Transcribe the material verbatim in full; the pictures do not belong in the copy.
— Start INPUT FOR THIS TASK —
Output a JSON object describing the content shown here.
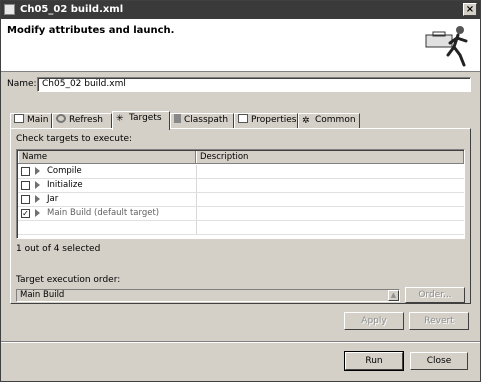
{
  "window": {
    "title": "Ch05_02 build.xml"
  },
  "header": {
    "message": "Modify attributes and launch."
  },
  "name_field": {
    "label": "Name:",
    "value": "Ch05_02 build.xml"
  },
  "tabs": [
    {
      "label": "Main",
      "icon": "main-tab-icon"
    },
    {
      "label": "Refresh",
      "icon": "refresh-icon"
    },
    {
      "label": "Targets",
      "icon": "targets-icon"
    },
    {
      "label": "Classpath",
      "icon": "classpath-icon"
    },
    {
      "label": "Properties",
      "icon": "properties-icon"
    },
    {
      "label": "Common",
      "icon": "common-icon"
    }
  ],
  "active_tab": "Targets",
  "targets": {
    "check_label": "Check targets to execute:",
    "columns": [
      "Name",
      "Description"
    ],
    "rows": [
      {
        "name": "Compile",
        "checked": false
      },
      {
        "name": "Initialize",
        "checked": false
      },
      {
        "name": "Jar",
        "checked": false
      },
      {
        "name": "Main Build (default target)",
        "checked": true
      }
    ],
    "selected_count": "1 out of 4 selected",
    "order_label": "Target execution order:",
    "order_value": "Main Build",
    "order_button": "Order..."
  },
  "buttons": {
    "apply": "Apply",
    "revert": "Revert",
    "run": "Run",
    "close": "Close"
  },
  "colors": {
    "titlebar": "#3a3a3a",
    "face": "#d4d0c8"
  }
}
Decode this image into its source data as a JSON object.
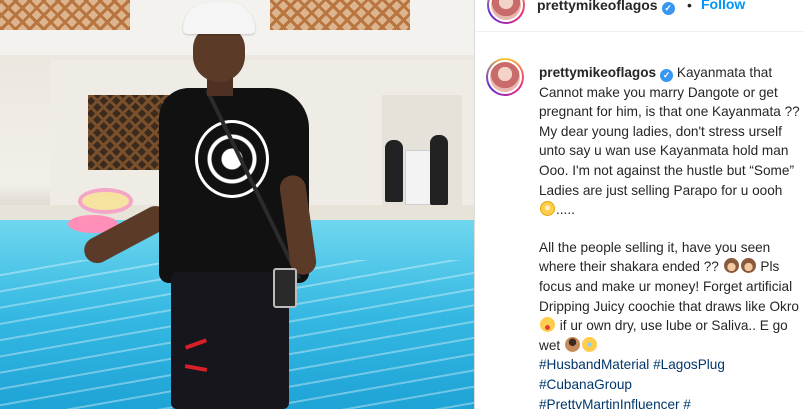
{
  "post": {
    "username": "prettymikeoflagos",
    "verified_glyph": "✓",
    "header_separator": "•",
    "follow_label": "Follow"
  },
  "caption": {
    "para1": "Kayanmata that Cannot make you marry Dangote or get pregnant for him, is that one Kayanmata ?? My dear young ladies, don't stress urself unto say u wan use Kayanmata hold man Ooo. I'm not against the hustle but “Some” Ladies are just selling Parapo for u oooh",
    "para1_tail": ".....",
    "para2_a": "All the people selling it, have you seen where their shakara ended ??",
    "para2_b": "Pls focus and make ur money! Forget artificial Dripping Juicy coochie that draws like Okro",
    "para2_c": "if ur own dry, use lube or Saliva.. E go wet",
    "hashtags_line1": "#HusbandMaterial #LagosPlug",
    "hashtags_line2": "#CubanaGroup",
    "hashtags_line3": "#PrettyMartinInfluencer #"
  },
  "icons": {
    "emoji_1": "flushed-face",
    "emoji_2": "see-no-evil-monkey",
    "emoji_3": "see-no-evil-monkey",
    "emoji_4": "winking-tongue-face",
    "emoji_5": "person-facepalming",
    "emoji_6": "rolling-on-floor-laughing",
    "verified": "verified-badge"
  },
  "colors": {
    "link_blue": "#0095f6",
    "hashtag": "#00376b",
    "verified": "#3897f0",
    "text": "#262626"
  }
}
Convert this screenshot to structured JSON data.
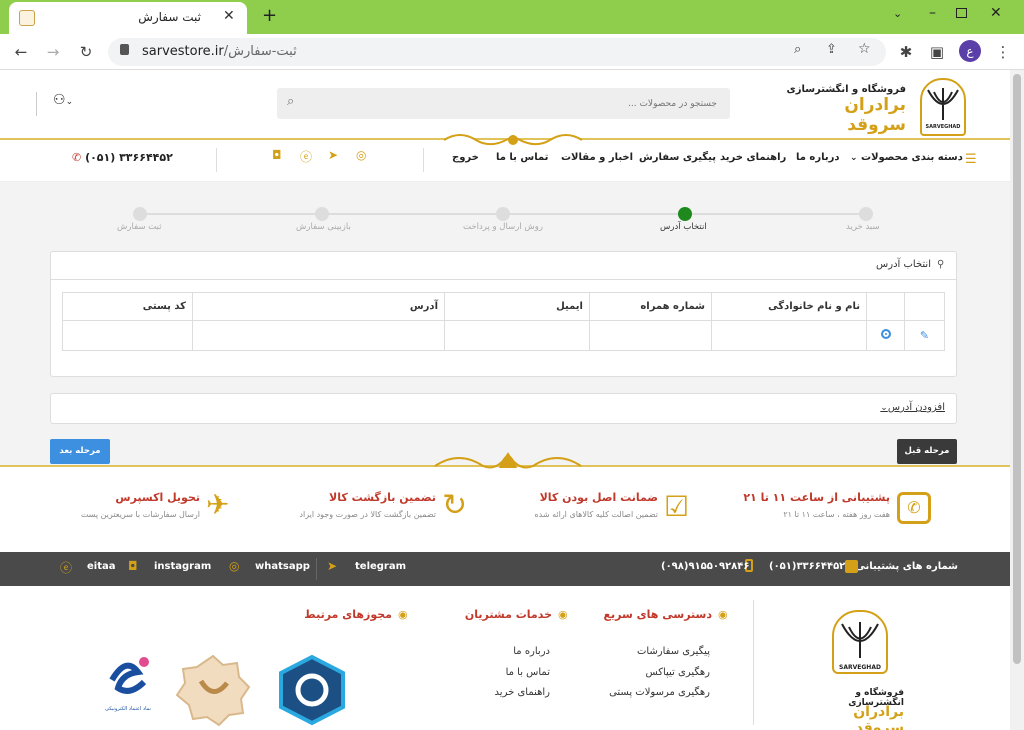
{
  "browser": {
    "tab_title": "ثبت سفارش",
    "url_host": "sarvestore.ir",
    "url_path": "/ثبت-سفارش",
    "profile_initial": "ع"
  },
  "header": {
    "store_line1": "فروشگاه و انگشترسازی",
    "store_line2": "برادران سروقد",
    "logo_text": "SARVEGHAD",
    "search_placeholder": "جستجو در محصولات ..."
  },
  "nav": {
    "items": [
      "دسته بندی محصولات",
      "درباره ما",
      "راهنمای خرید",
      "پیگیری سفارش",
      "اخبار و مقالات",
      "تماس با ما",
      "خروج"
    ],
    "phone": "(۰۵۱) ۳۳۶۶۴۴۵۲"
  },
  "steps": {
    "labels": [
      "سبد خرید",
      "انتخاب آدرس",
      "روش ارسال و پرداخت",
      "بازبینی سفارش",
      "ثبت سفارش"
    ],
    "active_index": 1
  },
  "address": {
    "title": "انتخاب آدرس",
    "columns": [
      "نام و نام خانوادگی",
      "شماره همراه",
      "ایمیل",
      "آدرس",
      "کد پستی"
    ],
    "add_label": "افزودن آدرس"
  },
  "buttons": {
    "prev": "مرحله قبل",
    "next": "مرحله بعد"
  },
  "features": [
    {
      "title": "پشتیبانی از ساعت ۱۱ تا ۲۱",
      "sub": "هفت روز هفته ، ساعت ۱۱ تا ۲۱"
    },
    {
      "title": "ضمانت اصل بودن کالا",
      "sub": "تضمین اصالت کلیه کالاهای ارائه شده"
    },
    {
      "title": "تضمین بازگشت کالا",
      "sub": "تضمین بازگشت کالا در صورت وجود ایراد"
    },
    {
      "title": "تحویل اکسپرس",
      "sub": "ارسال سفارشات با سریعترین پست"
    }
  ],
  "support_bar": {
    "label": "شماره های پشتیبانی:",
    "phone1": "(۰۵۱)۳۳۶۶۴۴۵۲",
    "phone2": "(۰۹۸)۹۱۵۵۰۹۲۸۴۶",
    "socials": [
      "telegram",
      "whatsapp",
      "instagram",
      "eitaa"
    ]
  },
  "footer": {
    "quick_title": "دسترسی های سریع",
    "quick_links": [
      "پیگیری سفارشات",
      "رهگیری تیپاکس",
      "رهگیری مرسولات پستی"
    ],
    "service_title": "خدمات مشتریان",
    "service_links": [
      "درباره ما",
      "تماس با ما",
      "راهنمای خرید"
    ],
    "license_title": "مجوزهای مرتبط",
    "enamad_text": "نماد اعتماد الکترونیکی"
  },
  "colors": {
    "accent_gold": "#d4a017",
    "accent_red": "#c0392b",
    "step_active": "#1e8a1e",
    "next_button": "#3d8fe0",
    "prev_button": "#3a3a3a",
    "support_bar": "#4a4a4a",
    "browser_bar": "#8fce4c"
  }
}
— End INPUT FOR THIS TASK —
* [TASK RESULT]:
Output a JSON object describing the content shown here.
{
  "window": {
    "title": "Ch05_02 build.xml"
  },
  "header": {
    "message": "Modify attributes and launch."
  },
  "name_field": {
    "label": "Name:",
    "value": "Ch05_02 build.xml"
  },
  "tabs": [
    {
      "label": "Main",
      "icon": "main-tab-icon"
    },
    {
      "label": "Refresh",
      "icon": "refresh-icon"
    },
    {
      "label": "Targets",
      "icon": "targets-icon"
    },
    {
      "label": "Classpath",
      "icon": "classpath-icon"
    },
    {
      "label": "Properties",
      "icon": "properties-icon"
    },
    {
      "label": "Common",
      "icon": "common-icon"
    }
  ],
  "active_tab": "Targets",
  "targets": {
    "check_label": "Check targets to execute:",
    "columns": [
      "Name",
      "Description"
    ],
    "rows": [
      {
        "name": "Compile",
        "checked": false
      },
      {
        "name": "Initialize",
        "checked": false
      },
      {
        "name": "Jar",
        "checked": false
      },
      {
        "name": "Main Build (default target)",
        "checked": true
      }
    ],
    "selected_count": "1 out of 4 selected",
    "order_label": "Target execution order:",
    "order_value": "Main Build",
    "order_button": "Order..."
  },
  "buttons": {
    "apply": "Apply",
    "revert": "Revert",
    "run": "Run",
    "close": "Close"
  },
  "colors": {
    "titlebar": "#3a3a3a",
    "face": "#d4d0c8"
  }
}
Decode this image into its source data as a JSON object.
{
  "post": {
    "username": "prettymikeoflagos",
    "verified_glyph": "✓",
    "header_separator": "•",
    "follow_label": "Follow"
  },
  "caption": {
    "para1": "Kayanmata that Cannot make you marry Dangote or get pregnant for him, is that one Kayanmata ?? My dear young ladies, don't stress urself unto say u wan use Kayanmata hold man Ooo. I'm not against the hustle but “Some” Ladies are just selling Parapo for u oooh",
    "para1_tail": ".....",
    "para2_a": "All the people selling it, have you seen where their shakara ended ??",
    "para2_b": "Pls focus and make ur money! Forget artificial Dripping Juicy coochie that draws like Okro",
    "para2_c": "if ur own dry, use lube or Saliva.. E go wet",
    "hashtags_line1": "#HusbandMaterial #LagosPlug",
    "hashtags_line2": "#CubanaGroup",
    "hashtags_line3": "#PrettyMartinInfluencer #"
  },
  "icons": {
    "emoji_1": "flushed-face",
    "emoji_2": "see-no-evil-monkey",
    "emoji_3": "see-no-evil-monkey",
    "emoji_4": "winking-tongue-face",
    "emoji_5": "person-facepalming",
    "emoji_6": "rolling-on-floor-laughing",
    "verified": "verified-badge"
  },
  "colors": {
    "link_blue": "#0095f6",
    "hashtag": "#00376b",
    "verified": "#3897f0",
    "text": "#262626"
  }
}
Convert this screenshot to structured JSON data.
{
  "browser": {
    "tab_title": "ثبت سفارش",
    "url_host": "sarvestore.ir",
    "url_path": "/ثبت-سفارش",
    "profile_initial": "ع"
  },
  "header": {
    "store_line1": "فروشگاه و انگشترسازی",
    "store_line2": "برادران سروقد",
    "logo_text": "SARVEGHAD",
    "search_placeholder": "جستجو در محصولات ..."
  },
  "nav": {
    "items": [
      "دسته بندی محصولات",
      "درباره ما",
      "راهنمای خرید",
      "پیگیری سفارش",
      "اخبار و مقالات",
      "تماس با ما",
      "خروج"
    ],
    "phone": "(۰۵۱) ۳۳۶۶۴۴۵۲"
  },
  "steps": {
    "labels": [
      "سبد خرید",
      "انتخاب آدرس",
      "روش ارسال و پرداخت",
      "بازبینی سفارش",
      "ثبت سفارش"
    ],
    "active_index": 1
  },
  "address": {
    "title": "انتخاب آدرس",
    "columns": [
      "نام و نام خانوادگی",
      "شماره همراه",
      "ایمیل",
      "آدرس",
      "کد پستی"
    ],
    "add_label": "افزودن آدرس"
  },
  "buttons": {
    "prev": "مرحله قبل",
    "next": "مرحله بعد"
  },
  "features": [
    {
      "title": "پشتیبانی از ساعت ۱۱ تا ۲۱",
      "sub": "هفت روز هفته ، ساعت ۱۱ تا ۲۱"
    },
    {
      "title": "ضمانت اصل بودن کالا",
      "sub": "تضمین اصالت کلیه کالاهای ارائه شده"
    },
    {
      "title": "تضمین بازگشت کالا",
      "sub": "تضمین بازگشت کالا در صورت وجود ایراد"
    },
    {
      "title": "تحویل اکسپرس",
      "sub": "ارسال سفارشات با سریعترین پست"
    }
  ],
  "support_bar": {
    "label": "شماره های پشتیبانی:",
    "phone1": "(۰۵۱)۳۳۶۶۴۴۵۲",
    "phone2": "(۰۹۸)۹۱۵۵۰۹۲۸۴۶",
    "socials": [
      "telegram",
      "whatsapp",
      "instagram",
      "eitaa"
    ]
  },
  "footer": {
    "quick_title": "دسترسی های سریع",
    "quick_links": [
      "پیگیری سفارشات",
      "رهگیری تیپاکس",
      "رهگیری مرسولات پستی"
    ],
    "service_title": "خدمات مشتریان",
    "service_links": [
      "درباره ما",
      "تماس با ما",
      "راهنمای خرید"
    ],
    "license_title": "مجوزهای مرتبط",
    "enamad_text": "نماد اعتماد الکترونیکی"
  },
  "colors": {
    "accent_gold": "#d4a017",
    "accent_red": "#c0392b",
    "step_active": "#1e8a1e",
    "next_button": "#3d8fe0",
    "prev_button": "#3a3a3a",
    "support_bar": "#4a4a4a",
    "browser_bar": "#8fce4c"
  }
}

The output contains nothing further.